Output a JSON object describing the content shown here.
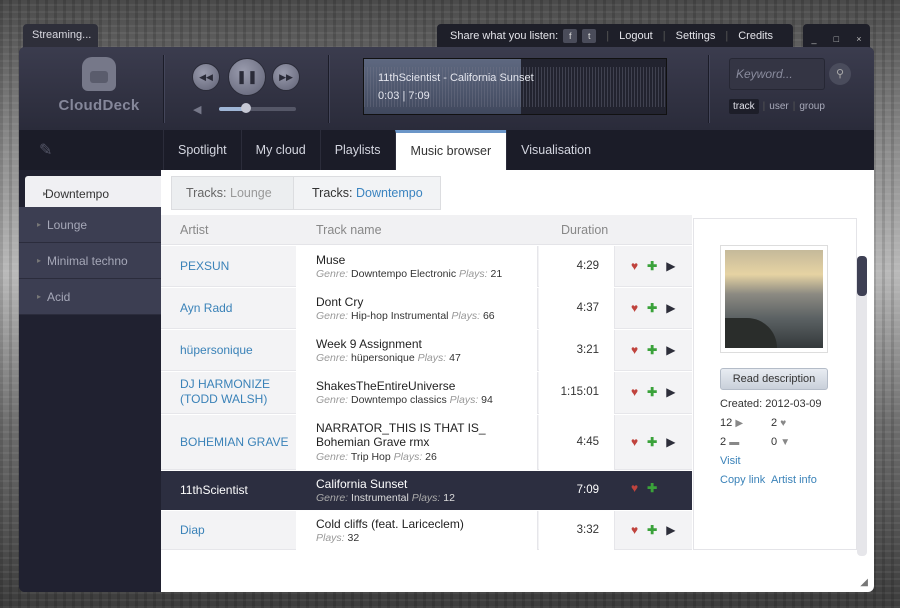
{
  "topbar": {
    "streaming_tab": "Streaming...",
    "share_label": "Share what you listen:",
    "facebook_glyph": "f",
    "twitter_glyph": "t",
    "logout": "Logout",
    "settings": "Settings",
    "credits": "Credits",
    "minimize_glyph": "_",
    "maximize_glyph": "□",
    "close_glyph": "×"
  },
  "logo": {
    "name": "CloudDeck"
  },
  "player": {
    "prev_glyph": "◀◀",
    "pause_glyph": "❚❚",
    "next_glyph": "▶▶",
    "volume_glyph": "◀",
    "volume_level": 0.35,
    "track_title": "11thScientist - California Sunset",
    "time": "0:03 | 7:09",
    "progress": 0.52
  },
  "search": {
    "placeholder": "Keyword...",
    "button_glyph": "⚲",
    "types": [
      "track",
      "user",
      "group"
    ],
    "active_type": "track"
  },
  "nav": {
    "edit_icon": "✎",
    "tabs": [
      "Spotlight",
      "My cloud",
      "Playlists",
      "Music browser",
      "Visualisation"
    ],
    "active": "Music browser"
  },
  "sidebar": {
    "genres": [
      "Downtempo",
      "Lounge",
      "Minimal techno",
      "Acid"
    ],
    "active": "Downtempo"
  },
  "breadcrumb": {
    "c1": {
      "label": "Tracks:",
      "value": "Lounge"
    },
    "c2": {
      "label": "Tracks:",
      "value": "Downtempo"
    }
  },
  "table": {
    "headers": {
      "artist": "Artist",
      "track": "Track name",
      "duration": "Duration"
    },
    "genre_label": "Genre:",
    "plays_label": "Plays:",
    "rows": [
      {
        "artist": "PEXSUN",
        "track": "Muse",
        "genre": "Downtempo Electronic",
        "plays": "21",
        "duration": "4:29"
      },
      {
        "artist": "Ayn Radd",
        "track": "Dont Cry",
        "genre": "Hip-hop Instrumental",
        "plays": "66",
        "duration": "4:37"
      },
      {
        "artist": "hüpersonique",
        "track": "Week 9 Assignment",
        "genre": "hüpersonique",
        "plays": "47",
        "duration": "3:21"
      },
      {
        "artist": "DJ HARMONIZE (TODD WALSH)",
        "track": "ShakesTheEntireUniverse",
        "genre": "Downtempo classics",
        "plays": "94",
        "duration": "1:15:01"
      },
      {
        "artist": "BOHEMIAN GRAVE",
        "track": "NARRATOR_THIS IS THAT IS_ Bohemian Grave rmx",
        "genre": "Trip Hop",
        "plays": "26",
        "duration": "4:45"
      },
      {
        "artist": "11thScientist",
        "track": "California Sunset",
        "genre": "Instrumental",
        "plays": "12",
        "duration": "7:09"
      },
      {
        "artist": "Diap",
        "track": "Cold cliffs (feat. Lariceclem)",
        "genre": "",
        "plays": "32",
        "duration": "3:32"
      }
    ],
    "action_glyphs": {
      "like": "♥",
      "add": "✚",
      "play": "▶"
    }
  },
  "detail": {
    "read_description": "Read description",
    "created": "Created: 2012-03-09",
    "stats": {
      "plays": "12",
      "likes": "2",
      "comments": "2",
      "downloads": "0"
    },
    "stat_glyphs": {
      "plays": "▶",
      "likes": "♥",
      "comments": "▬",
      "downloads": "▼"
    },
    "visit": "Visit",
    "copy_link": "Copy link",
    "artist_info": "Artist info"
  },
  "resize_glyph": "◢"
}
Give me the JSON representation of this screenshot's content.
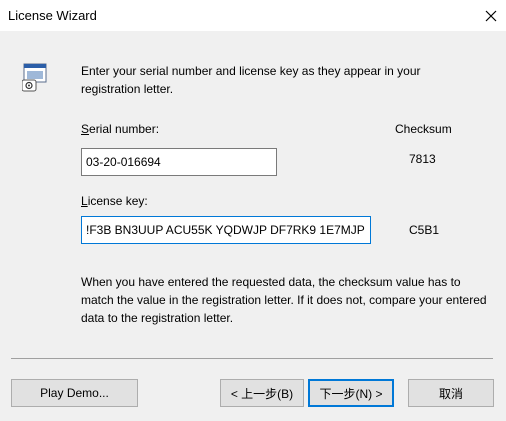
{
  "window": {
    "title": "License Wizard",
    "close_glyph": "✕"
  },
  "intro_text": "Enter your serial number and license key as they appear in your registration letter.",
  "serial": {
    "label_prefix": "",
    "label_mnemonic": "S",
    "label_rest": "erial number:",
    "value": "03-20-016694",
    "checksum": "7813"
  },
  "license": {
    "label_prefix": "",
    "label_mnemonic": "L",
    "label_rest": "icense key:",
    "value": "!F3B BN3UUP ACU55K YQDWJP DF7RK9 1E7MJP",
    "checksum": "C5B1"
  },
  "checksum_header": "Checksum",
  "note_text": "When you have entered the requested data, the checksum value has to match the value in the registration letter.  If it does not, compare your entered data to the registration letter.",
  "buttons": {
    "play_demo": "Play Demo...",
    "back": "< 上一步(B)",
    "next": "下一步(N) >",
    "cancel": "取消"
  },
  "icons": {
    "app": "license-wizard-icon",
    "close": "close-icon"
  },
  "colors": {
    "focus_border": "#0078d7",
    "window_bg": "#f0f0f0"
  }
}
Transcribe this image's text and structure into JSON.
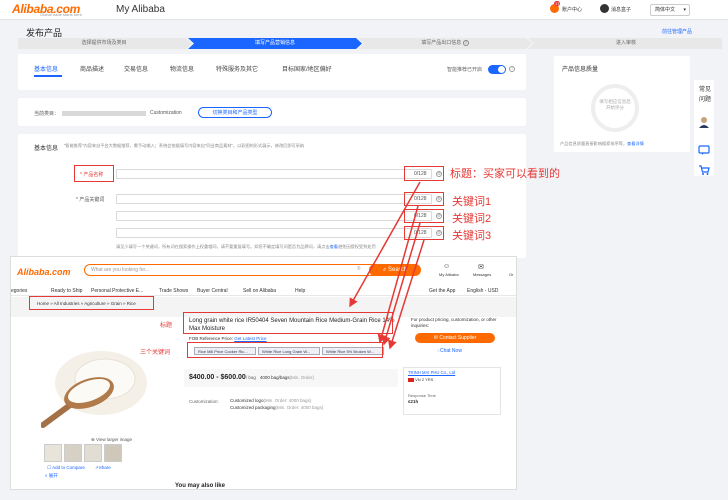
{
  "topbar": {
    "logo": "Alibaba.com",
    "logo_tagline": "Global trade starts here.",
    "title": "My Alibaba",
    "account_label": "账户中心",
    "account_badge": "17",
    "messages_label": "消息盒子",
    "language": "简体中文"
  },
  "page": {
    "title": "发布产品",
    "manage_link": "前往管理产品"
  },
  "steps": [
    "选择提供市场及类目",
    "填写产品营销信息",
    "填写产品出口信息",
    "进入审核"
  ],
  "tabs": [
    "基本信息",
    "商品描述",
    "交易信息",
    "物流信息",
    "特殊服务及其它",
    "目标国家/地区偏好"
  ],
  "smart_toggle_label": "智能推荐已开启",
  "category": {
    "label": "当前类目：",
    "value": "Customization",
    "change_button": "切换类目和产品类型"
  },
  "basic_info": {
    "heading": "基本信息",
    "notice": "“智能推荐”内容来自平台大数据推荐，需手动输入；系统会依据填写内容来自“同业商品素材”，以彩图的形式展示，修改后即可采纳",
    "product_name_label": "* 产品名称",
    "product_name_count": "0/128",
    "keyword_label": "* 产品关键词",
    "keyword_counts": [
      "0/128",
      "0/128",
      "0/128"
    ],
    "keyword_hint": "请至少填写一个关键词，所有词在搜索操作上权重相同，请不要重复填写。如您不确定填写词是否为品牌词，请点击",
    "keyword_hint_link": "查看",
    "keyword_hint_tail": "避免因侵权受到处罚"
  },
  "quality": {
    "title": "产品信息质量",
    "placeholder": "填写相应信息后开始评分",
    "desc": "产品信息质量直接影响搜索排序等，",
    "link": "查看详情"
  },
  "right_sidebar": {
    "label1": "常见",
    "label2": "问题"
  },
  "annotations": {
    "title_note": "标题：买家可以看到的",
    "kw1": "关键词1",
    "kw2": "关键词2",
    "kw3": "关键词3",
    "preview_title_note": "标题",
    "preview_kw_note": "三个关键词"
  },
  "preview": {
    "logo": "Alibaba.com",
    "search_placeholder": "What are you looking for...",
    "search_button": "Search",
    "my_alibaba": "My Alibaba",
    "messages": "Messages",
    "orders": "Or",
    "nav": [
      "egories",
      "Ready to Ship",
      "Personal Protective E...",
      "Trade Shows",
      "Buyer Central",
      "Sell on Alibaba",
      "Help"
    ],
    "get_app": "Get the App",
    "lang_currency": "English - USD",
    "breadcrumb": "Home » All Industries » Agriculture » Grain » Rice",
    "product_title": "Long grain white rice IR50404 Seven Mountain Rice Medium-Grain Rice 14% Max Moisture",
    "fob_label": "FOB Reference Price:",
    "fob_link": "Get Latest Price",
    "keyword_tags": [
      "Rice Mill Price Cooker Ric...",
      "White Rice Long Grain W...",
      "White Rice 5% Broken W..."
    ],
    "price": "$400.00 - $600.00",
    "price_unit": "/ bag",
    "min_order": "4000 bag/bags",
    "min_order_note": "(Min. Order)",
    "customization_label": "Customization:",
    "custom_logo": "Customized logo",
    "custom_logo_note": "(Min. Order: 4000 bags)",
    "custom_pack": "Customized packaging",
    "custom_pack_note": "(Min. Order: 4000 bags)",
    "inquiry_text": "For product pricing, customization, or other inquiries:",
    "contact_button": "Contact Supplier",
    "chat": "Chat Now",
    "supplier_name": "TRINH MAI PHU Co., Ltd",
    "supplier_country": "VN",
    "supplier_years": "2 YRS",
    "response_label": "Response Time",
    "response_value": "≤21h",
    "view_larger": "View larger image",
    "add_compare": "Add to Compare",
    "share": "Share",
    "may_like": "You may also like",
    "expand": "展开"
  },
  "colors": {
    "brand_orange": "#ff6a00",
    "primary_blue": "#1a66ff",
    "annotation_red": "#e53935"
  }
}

— Stated problem —
Working from the entries above, return all lines that contain "here".

— Answer for this exercise —
Output a JSON object describing the content shown here.
    "logo_tagline": "Global trade starts here.",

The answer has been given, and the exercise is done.